◆ **Exercise**
Count the lines in the rows below that contain the string "bottleneck" and give only that number. Matching is case-sensitive.

◆ **Excerpted records**
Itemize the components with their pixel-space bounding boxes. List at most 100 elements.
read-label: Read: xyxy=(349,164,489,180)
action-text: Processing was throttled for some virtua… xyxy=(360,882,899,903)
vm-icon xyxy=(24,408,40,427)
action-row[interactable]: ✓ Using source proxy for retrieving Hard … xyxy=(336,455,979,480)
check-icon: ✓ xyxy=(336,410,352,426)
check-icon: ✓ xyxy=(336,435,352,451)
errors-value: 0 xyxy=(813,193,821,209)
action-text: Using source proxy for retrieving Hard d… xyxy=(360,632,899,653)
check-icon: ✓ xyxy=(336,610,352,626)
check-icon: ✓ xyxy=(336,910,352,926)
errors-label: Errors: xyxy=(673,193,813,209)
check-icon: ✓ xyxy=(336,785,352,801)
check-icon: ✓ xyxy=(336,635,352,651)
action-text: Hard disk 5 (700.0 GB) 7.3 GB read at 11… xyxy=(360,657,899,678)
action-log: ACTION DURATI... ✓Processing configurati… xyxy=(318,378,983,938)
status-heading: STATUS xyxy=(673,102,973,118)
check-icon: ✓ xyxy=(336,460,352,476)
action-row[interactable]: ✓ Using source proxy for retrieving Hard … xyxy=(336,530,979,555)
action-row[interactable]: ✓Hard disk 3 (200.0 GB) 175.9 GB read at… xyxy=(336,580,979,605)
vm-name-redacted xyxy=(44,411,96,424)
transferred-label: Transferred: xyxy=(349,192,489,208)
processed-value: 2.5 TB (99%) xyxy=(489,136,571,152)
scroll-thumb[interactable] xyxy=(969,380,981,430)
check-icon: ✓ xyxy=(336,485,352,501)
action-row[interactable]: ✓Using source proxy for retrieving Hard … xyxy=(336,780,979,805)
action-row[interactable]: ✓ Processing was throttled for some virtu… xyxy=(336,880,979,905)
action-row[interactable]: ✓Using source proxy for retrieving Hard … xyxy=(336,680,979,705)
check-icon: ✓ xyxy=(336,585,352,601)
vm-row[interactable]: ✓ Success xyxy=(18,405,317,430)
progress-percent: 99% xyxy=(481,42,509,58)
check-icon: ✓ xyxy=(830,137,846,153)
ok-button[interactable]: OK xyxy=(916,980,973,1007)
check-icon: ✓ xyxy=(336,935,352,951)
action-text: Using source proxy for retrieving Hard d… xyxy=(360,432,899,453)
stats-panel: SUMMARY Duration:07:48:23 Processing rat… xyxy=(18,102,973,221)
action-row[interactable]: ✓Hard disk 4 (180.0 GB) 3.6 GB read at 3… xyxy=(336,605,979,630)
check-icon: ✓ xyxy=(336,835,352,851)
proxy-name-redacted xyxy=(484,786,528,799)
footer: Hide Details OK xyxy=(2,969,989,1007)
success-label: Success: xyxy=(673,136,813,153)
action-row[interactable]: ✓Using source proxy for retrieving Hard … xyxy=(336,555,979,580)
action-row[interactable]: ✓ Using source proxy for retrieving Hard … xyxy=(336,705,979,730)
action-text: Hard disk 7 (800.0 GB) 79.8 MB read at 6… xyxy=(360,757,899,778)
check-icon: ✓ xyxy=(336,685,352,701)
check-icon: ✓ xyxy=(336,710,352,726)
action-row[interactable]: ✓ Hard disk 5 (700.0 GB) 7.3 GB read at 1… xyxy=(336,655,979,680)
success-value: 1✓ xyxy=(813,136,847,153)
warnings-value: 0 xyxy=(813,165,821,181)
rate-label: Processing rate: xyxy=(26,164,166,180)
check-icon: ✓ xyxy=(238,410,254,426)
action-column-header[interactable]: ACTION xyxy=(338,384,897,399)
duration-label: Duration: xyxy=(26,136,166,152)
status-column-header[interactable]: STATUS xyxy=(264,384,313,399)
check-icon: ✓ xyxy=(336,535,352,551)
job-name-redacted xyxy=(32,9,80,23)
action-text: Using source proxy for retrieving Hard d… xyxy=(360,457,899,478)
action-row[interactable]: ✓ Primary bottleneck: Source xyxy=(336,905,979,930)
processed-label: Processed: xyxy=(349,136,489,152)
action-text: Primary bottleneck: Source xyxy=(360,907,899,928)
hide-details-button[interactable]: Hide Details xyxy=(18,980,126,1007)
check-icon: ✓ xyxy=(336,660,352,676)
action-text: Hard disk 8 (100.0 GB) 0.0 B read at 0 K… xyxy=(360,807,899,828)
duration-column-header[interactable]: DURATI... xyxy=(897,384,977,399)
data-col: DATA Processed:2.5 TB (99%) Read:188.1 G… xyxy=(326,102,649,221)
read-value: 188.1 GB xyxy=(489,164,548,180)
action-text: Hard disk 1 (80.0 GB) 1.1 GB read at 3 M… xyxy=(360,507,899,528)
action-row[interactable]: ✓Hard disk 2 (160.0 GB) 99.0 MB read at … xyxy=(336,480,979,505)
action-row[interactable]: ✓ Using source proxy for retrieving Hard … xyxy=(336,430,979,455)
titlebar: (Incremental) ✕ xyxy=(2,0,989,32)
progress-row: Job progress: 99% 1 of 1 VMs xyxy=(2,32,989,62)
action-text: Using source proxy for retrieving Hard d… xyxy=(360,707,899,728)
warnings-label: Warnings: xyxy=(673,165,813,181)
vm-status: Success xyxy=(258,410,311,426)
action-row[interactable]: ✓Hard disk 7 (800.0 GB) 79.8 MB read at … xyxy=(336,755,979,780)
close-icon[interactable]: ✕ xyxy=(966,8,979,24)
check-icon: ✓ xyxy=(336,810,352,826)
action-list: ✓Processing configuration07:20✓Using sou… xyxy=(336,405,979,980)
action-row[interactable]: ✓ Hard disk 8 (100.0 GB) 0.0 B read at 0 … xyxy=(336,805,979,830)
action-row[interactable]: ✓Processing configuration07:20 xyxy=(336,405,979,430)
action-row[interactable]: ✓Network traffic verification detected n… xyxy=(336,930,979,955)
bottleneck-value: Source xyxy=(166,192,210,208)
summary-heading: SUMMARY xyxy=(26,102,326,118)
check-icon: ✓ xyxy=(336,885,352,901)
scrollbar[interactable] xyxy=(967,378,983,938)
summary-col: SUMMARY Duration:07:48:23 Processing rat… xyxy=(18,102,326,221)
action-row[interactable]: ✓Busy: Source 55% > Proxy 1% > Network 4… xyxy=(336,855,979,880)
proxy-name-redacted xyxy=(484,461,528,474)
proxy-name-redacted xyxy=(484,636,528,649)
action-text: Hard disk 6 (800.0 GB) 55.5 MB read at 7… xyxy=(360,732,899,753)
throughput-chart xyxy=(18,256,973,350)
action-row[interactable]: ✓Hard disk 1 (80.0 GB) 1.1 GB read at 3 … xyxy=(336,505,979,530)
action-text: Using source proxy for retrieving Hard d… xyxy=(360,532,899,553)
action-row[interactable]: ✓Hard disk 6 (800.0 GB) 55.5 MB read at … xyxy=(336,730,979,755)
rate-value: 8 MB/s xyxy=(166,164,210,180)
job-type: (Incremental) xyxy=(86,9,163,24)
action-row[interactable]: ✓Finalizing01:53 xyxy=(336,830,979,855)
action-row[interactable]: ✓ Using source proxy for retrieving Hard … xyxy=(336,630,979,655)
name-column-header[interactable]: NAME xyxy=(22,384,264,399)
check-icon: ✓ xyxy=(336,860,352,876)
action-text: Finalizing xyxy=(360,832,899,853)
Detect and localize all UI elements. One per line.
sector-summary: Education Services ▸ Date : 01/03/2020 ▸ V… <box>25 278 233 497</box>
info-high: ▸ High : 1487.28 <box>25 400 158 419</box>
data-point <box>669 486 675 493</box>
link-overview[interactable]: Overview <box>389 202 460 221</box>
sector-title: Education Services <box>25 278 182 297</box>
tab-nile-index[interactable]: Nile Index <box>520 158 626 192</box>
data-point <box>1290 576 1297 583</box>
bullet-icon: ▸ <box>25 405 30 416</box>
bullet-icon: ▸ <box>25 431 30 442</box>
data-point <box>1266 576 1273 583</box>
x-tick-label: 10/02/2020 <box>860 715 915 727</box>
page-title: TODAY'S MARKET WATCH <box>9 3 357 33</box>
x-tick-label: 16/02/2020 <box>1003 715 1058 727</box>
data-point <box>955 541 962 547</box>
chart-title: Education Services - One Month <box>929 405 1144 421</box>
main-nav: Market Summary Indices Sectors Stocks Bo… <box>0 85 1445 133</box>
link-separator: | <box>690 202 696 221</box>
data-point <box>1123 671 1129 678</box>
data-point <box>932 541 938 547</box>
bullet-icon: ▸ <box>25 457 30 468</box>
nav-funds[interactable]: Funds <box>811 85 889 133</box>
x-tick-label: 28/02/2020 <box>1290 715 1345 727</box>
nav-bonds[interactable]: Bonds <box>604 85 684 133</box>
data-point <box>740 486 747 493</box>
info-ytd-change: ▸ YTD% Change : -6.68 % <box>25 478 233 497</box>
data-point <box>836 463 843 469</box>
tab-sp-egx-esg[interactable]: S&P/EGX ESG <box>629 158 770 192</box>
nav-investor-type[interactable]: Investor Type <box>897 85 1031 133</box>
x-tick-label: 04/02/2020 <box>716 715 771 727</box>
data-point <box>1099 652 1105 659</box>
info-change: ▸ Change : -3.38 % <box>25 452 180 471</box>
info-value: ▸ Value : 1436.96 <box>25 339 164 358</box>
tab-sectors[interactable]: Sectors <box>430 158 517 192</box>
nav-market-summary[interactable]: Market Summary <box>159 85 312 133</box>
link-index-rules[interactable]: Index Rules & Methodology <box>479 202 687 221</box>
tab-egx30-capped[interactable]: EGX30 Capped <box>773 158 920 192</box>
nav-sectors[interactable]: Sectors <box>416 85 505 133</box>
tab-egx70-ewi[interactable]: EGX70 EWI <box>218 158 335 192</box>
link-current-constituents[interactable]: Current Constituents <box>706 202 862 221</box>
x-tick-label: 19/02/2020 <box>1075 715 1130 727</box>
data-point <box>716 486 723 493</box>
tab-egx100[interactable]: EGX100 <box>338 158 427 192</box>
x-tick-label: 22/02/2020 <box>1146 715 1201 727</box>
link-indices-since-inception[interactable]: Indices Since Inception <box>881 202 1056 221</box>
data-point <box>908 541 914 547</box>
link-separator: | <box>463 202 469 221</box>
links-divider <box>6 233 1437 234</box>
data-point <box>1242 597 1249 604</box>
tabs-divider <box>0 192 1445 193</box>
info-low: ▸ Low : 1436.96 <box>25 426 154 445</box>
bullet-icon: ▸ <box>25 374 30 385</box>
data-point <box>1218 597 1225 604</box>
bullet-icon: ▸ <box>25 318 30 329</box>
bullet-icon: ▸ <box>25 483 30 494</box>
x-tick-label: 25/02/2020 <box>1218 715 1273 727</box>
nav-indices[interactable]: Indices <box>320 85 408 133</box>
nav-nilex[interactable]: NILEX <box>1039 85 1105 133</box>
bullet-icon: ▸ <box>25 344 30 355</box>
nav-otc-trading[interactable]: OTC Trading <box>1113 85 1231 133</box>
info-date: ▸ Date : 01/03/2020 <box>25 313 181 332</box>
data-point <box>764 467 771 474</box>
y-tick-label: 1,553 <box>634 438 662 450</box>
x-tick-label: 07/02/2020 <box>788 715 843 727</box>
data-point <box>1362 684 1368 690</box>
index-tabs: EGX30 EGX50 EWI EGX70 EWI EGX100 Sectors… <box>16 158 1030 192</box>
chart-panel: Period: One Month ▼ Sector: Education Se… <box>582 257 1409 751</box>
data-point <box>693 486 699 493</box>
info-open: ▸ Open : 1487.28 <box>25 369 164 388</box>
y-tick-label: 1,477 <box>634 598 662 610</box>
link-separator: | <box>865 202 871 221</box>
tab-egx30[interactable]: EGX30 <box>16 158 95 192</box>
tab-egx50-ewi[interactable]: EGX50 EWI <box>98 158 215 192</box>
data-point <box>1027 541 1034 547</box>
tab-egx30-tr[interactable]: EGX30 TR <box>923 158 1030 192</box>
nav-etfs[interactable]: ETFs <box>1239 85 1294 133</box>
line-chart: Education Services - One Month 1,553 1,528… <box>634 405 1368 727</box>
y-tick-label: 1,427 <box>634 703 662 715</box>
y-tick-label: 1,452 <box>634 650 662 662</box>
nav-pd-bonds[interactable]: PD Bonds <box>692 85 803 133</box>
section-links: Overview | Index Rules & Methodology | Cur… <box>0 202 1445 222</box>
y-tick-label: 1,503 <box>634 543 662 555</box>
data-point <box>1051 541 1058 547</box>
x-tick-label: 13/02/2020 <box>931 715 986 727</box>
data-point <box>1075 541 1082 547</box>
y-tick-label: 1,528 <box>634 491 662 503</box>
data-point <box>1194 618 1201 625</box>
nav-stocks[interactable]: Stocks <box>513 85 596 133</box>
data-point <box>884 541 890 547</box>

◆ **Answer below**
3